[begin ENTRIES PROVIDED]

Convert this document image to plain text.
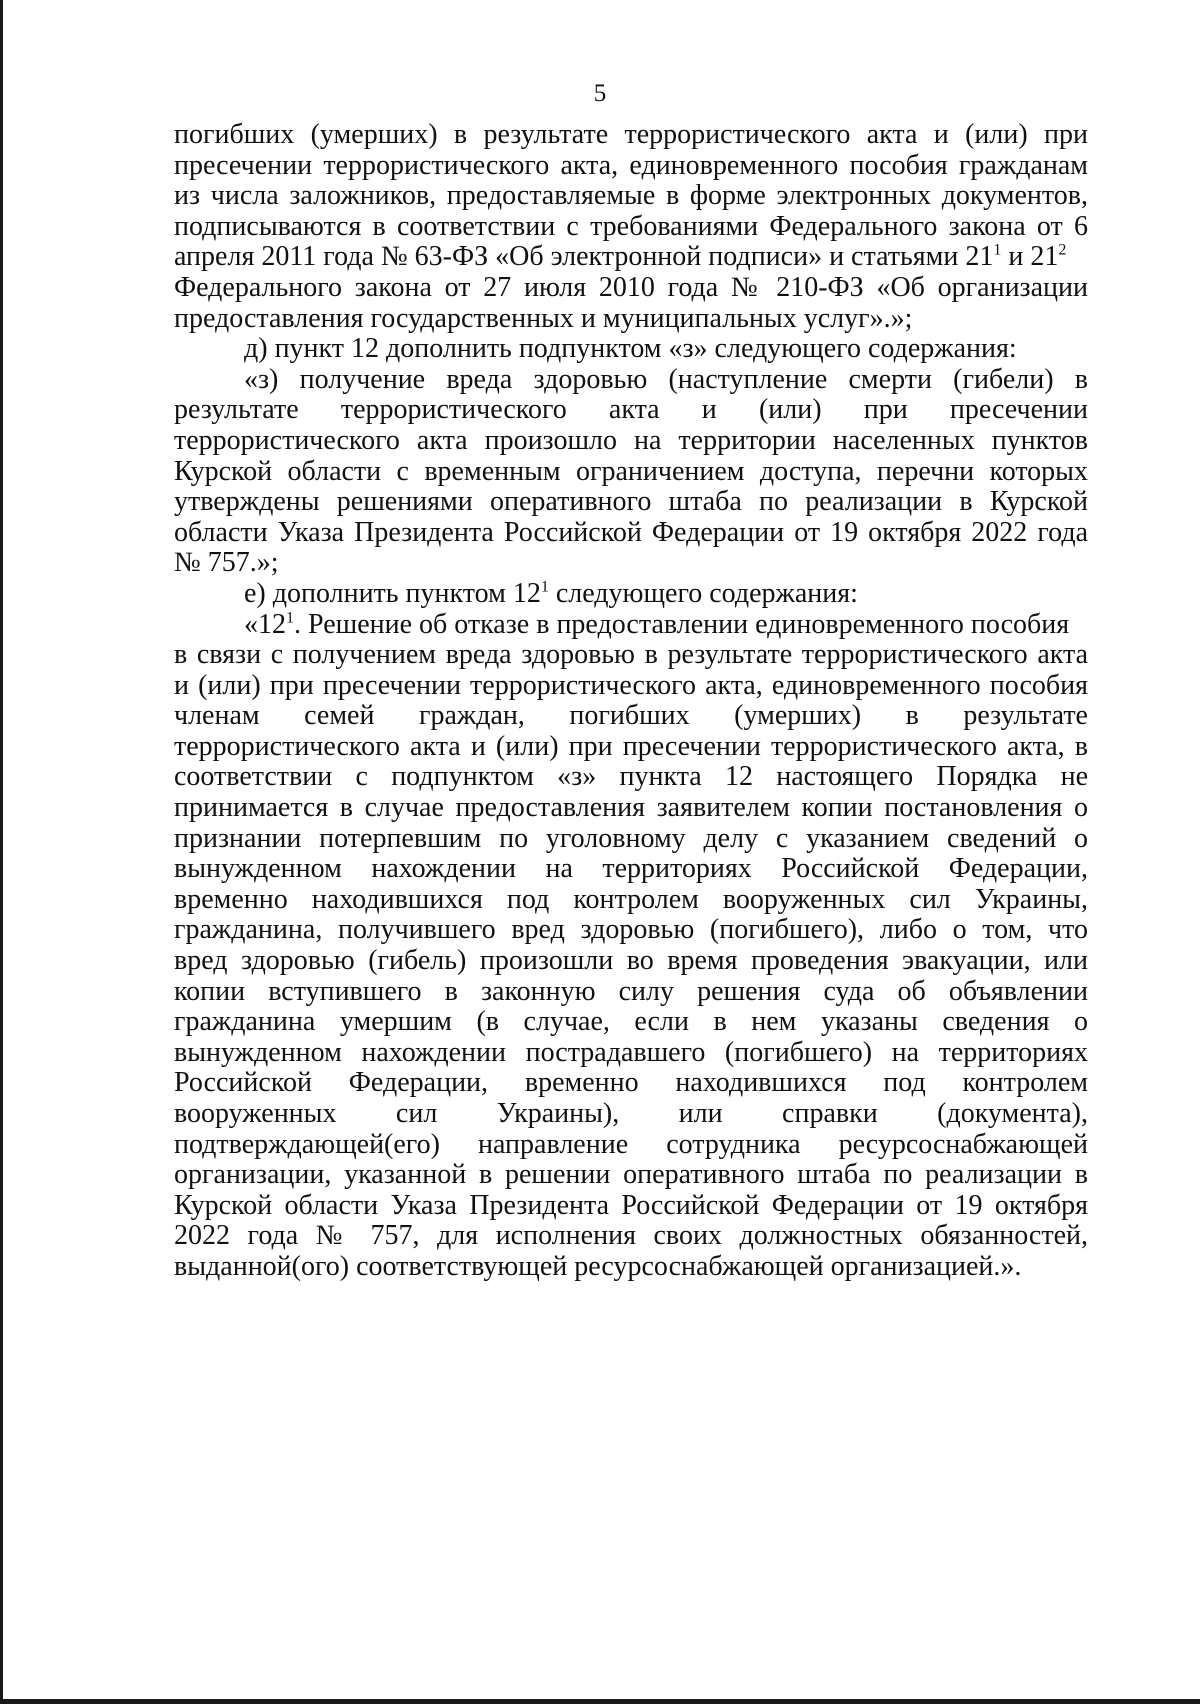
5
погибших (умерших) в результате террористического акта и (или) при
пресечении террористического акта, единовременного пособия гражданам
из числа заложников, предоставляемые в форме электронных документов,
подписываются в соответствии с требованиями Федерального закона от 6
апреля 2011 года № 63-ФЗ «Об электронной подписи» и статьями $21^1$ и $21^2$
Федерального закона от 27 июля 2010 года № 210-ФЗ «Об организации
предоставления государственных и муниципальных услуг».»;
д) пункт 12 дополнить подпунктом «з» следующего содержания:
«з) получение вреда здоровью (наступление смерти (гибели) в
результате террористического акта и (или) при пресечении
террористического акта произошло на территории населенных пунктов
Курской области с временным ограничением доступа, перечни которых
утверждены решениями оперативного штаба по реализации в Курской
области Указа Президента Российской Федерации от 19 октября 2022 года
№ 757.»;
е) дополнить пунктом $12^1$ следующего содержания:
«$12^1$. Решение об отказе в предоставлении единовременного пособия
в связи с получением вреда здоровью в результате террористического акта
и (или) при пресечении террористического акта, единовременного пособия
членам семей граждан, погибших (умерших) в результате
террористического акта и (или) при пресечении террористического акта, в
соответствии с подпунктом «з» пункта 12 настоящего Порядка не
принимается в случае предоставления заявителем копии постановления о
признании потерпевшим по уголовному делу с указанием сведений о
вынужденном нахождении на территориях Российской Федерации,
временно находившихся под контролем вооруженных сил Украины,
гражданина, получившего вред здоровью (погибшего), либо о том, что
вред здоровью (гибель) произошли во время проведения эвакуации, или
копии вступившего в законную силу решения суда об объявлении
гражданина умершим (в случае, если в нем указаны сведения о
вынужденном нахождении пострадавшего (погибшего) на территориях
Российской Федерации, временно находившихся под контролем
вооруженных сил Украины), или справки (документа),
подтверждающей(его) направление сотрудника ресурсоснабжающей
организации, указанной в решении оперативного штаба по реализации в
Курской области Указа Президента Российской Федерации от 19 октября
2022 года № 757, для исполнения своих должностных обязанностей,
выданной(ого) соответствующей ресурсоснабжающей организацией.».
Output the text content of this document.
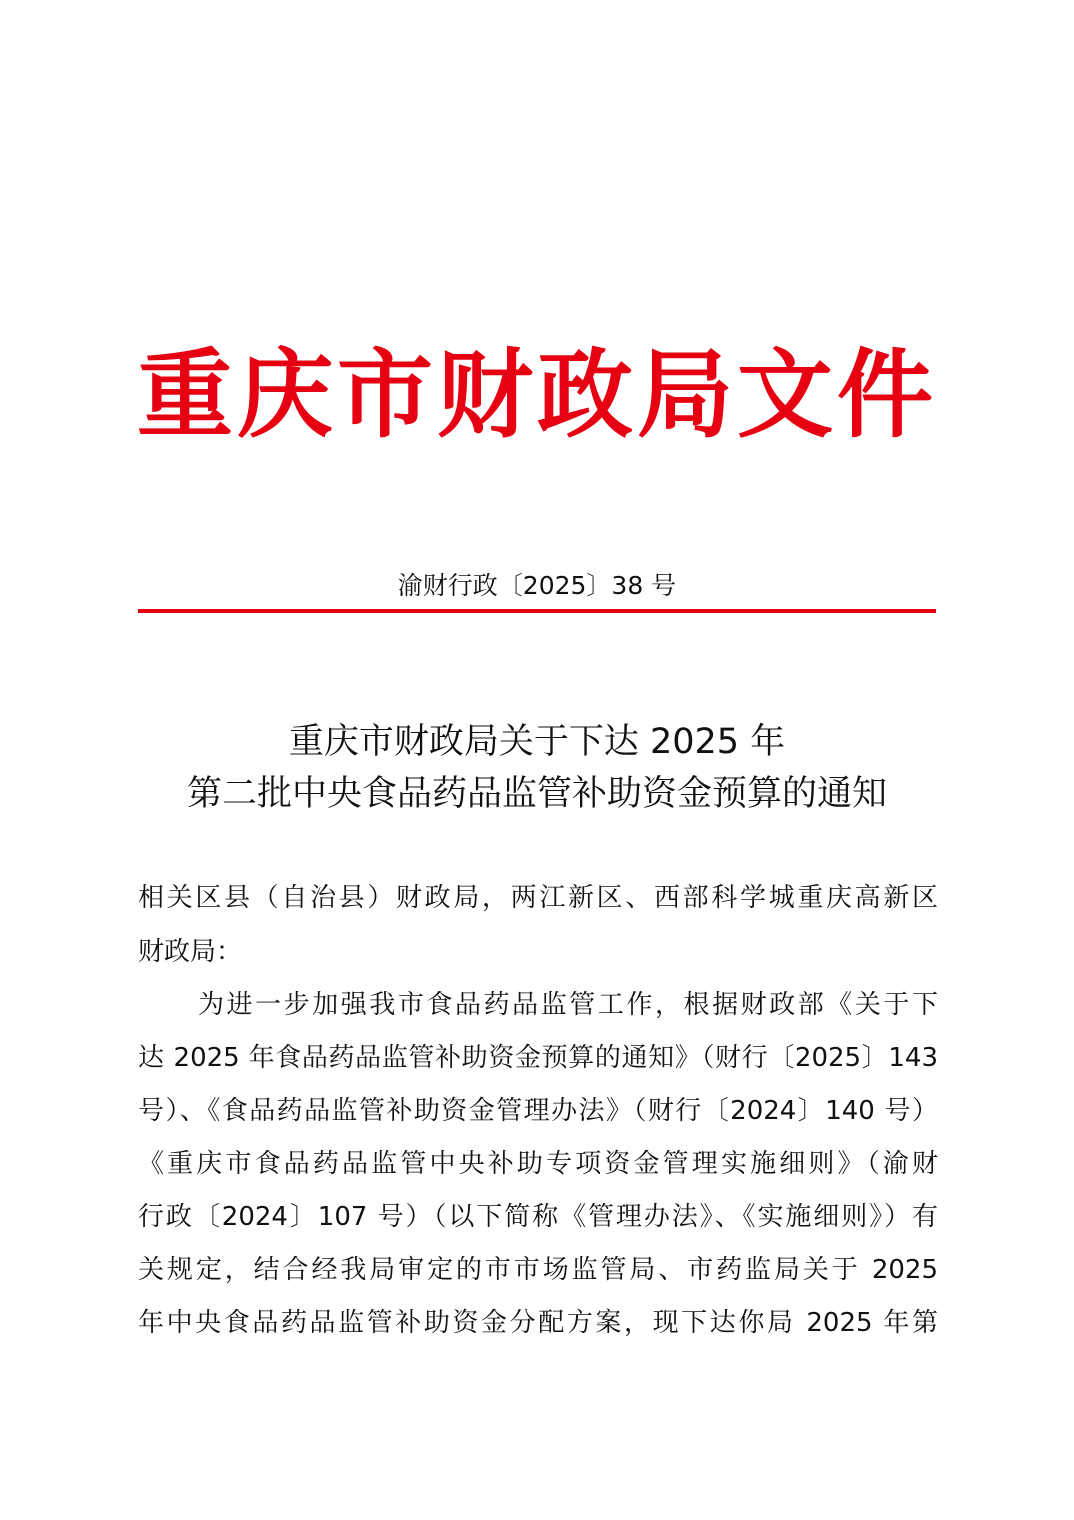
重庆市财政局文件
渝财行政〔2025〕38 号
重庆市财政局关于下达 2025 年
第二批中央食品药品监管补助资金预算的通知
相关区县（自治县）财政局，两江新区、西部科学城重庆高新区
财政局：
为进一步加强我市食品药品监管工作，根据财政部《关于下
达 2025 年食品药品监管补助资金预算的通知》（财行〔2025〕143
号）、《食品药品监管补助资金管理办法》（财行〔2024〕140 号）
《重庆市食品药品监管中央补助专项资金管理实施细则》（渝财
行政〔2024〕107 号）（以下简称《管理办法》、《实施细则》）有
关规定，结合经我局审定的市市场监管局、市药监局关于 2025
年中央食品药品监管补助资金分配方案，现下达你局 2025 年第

[end ENTRIES PROVIDED]

◆ TO DO
Write out exactly the lines from the one containing "Output the text content of this document." through the last line of the records above, both ends included, and leave out any pictures.

◆ RESPONSE TO THIS TASK
Output the text content of this document.
重庆市财政局文件
渝财行政〔2025〕38 号
重庆市财政局关于下达 2025 年
第二批中央食品药品监管补助资金预算的通知
相关区县（自治县）财政局，两江新区、西部科学城重庆高新区
财政局：
为进一步加强我市食品药品监管工作，根据财政部《关于下
达 2025 年食品药品监管补助资金预算的通知》（财行〔2025〕143
号）、《食品药品监管补助资金管理办法》（财行〔2024〕140 号）
《重庆市食品药品监管中央补助专项资金管理实施细则》（渝财
行政〔2024〕107 号）（以下简称《管理办法》、《实施细则》）有
关规定，结合经我局审定的市市场监管局、市药监局关于 2025
年中央食品药品监管补助资金分配方案，现下达你局 2025 年第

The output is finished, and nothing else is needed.